# [What you need to do]
Keep only the lines of the data below that contain "valeur", and copy them.

# [Exercise input]
----------------------------------------

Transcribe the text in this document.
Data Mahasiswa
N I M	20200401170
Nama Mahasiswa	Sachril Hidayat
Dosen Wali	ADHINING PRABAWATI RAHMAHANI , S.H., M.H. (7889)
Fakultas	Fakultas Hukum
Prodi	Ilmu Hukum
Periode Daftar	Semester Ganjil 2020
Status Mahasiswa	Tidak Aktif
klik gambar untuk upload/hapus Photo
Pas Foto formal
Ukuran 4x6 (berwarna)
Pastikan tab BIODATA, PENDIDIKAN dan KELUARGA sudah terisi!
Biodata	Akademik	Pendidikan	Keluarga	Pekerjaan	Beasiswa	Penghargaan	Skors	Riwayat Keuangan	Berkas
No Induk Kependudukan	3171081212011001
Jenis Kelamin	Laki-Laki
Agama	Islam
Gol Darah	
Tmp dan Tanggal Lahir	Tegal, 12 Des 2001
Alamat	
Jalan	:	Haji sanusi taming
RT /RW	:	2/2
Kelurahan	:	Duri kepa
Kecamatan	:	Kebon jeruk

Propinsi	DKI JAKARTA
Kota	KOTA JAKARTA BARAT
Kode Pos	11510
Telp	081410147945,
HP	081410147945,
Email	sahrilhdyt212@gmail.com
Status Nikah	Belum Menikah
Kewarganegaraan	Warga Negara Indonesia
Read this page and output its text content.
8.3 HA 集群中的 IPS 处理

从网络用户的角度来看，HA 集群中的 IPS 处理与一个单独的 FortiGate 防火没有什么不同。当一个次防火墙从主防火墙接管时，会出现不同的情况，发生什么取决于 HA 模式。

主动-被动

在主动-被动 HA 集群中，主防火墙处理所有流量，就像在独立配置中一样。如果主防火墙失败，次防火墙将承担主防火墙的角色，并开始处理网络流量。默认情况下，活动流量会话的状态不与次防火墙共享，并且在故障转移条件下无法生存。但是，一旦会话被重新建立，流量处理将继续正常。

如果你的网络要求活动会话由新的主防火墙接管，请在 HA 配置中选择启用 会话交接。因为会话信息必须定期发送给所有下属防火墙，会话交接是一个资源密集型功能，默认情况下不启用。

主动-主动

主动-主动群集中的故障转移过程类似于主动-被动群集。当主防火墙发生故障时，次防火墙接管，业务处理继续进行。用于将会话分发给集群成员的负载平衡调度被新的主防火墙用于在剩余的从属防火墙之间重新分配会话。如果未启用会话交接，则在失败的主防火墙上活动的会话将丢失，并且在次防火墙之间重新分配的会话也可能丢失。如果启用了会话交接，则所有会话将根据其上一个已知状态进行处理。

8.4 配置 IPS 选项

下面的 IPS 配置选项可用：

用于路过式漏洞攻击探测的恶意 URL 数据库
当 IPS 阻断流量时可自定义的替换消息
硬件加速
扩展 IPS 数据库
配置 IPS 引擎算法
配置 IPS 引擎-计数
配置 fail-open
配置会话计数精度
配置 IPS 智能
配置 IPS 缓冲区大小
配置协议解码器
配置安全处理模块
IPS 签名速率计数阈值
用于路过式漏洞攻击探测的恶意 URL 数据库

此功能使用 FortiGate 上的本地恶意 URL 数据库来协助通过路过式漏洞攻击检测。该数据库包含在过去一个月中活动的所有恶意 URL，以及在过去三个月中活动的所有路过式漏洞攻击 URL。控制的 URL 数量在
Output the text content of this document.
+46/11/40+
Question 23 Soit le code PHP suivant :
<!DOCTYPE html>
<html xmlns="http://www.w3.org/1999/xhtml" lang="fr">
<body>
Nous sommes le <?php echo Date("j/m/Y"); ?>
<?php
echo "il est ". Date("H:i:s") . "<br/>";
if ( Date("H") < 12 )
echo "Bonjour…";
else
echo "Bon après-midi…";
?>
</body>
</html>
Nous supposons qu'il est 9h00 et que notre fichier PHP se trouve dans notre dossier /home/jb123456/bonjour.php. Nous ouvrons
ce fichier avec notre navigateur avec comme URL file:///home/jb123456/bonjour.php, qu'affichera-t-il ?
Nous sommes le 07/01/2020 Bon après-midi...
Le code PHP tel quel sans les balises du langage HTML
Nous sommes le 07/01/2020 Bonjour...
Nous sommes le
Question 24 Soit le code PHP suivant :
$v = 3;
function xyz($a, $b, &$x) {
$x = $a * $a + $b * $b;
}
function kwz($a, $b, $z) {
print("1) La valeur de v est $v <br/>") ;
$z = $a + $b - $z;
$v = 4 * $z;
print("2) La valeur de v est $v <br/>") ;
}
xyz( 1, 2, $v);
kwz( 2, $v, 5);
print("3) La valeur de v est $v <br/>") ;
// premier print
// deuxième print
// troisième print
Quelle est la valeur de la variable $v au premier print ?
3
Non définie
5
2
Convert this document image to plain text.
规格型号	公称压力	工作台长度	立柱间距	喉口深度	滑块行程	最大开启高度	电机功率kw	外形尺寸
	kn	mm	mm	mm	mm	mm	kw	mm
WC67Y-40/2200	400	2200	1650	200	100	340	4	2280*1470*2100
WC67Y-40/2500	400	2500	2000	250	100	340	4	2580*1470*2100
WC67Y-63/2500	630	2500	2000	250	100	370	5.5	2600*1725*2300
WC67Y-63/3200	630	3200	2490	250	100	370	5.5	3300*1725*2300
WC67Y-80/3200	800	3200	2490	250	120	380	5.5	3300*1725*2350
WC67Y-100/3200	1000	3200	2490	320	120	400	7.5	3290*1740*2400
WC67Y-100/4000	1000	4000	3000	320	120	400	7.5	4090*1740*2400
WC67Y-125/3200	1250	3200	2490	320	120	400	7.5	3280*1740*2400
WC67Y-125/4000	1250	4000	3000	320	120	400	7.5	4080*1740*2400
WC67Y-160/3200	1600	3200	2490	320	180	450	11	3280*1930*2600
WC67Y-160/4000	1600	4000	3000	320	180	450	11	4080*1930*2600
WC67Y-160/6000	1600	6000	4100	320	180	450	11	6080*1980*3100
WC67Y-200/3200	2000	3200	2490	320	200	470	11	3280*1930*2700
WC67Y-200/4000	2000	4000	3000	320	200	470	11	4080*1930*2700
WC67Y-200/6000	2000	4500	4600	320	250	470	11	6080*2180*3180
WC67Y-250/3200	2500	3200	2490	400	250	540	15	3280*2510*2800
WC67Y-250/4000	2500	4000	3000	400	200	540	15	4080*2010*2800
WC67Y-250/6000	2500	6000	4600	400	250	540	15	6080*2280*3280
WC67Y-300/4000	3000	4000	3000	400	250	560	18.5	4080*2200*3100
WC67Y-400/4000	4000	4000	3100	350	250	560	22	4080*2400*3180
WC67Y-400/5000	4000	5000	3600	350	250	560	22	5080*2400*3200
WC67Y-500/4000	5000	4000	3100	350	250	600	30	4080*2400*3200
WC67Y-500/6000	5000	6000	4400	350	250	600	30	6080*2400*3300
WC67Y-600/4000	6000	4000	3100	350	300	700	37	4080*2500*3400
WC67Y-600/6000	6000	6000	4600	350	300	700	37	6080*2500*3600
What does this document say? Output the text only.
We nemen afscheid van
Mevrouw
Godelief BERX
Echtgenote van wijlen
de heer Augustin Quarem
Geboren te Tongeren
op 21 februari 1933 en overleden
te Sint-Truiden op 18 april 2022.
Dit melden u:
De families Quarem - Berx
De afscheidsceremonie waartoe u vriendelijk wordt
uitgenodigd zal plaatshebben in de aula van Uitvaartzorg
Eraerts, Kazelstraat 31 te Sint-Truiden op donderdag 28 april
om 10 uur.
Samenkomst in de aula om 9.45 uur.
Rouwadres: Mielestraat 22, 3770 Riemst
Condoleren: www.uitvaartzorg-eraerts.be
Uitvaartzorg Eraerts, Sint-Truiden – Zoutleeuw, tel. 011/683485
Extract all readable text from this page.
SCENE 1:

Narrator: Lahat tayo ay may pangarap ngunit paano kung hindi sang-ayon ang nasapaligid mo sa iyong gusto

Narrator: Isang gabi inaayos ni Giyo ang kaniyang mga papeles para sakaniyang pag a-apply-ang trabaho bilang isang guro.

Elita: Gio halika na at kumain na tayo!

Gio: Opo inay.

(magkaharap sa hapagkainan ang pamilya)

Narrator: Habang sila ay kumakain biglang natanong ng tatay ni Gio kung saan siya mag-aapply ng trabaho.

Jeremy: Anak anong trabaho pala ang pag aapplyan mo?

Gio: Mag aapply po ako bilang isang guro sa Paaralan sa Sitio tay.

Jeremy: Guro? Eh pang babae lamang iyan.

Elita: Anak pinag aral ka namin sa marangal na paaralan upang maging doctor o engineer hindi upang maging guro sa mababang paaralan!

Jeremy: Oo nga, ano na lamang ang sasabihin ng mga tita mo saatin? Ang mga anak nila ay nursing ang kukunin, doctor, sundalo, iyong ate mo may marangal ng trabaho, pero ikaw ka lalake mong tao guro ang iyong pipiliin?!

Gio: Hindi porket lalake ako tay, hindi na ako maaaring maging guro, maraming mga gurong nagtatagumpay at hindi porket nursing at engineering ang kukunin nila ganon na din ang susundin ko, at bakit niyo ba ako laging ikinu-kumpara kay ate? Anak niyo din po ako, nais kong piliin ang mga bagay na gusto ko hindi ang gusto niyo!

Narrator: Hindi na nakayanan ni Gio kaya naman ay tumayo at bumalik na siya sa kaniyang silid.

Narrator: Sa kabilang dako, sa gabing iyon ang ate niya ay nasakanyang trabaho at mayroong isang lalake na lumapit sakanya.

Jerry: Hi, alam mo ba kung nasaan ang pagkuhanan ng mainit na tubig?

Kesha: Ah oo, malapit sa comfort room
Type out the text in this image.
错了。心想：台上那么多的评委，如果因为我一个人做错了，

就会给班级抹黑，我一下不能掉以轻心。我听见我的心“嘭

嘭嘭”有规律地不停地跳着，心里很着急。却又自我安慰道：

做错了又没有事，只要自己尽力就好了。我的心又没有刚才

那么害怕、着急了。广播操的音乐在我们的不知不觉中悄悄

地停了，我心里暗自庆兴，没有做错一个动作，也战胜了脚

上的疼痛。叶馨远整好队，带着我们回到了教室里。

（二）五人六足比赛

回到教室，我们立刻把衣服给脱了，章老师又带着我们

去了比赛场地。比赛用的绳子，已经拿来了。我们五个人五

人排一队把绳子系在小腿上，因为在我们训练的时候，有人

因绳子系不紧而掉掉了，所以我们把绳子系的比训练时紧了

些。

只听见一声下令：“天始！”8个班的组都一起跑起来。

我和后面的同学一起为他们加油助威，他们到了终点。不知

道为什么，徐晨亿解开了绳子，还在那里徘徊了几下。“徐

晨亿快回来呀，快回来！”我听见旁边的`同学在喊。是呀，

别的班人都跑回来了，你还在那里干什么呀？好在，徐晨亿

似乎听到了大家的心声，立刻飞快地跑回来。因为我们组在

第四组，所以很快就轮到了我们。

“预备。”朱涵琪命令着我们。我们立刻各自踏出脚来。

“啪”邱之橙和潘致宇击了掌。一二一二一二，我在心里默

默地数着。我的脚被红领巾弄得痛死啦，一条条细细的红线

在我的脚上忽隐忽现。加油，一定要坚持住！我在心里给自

----------------------------------------

# [Final answer]
print("1) La valeur de v est $v <br/>") ;
print("2) La valeur de v est $v <br/>") ;
print("3) La valeur de v est $v <br/>") ;
Quelle est la valeur de la variable $v au premier print ?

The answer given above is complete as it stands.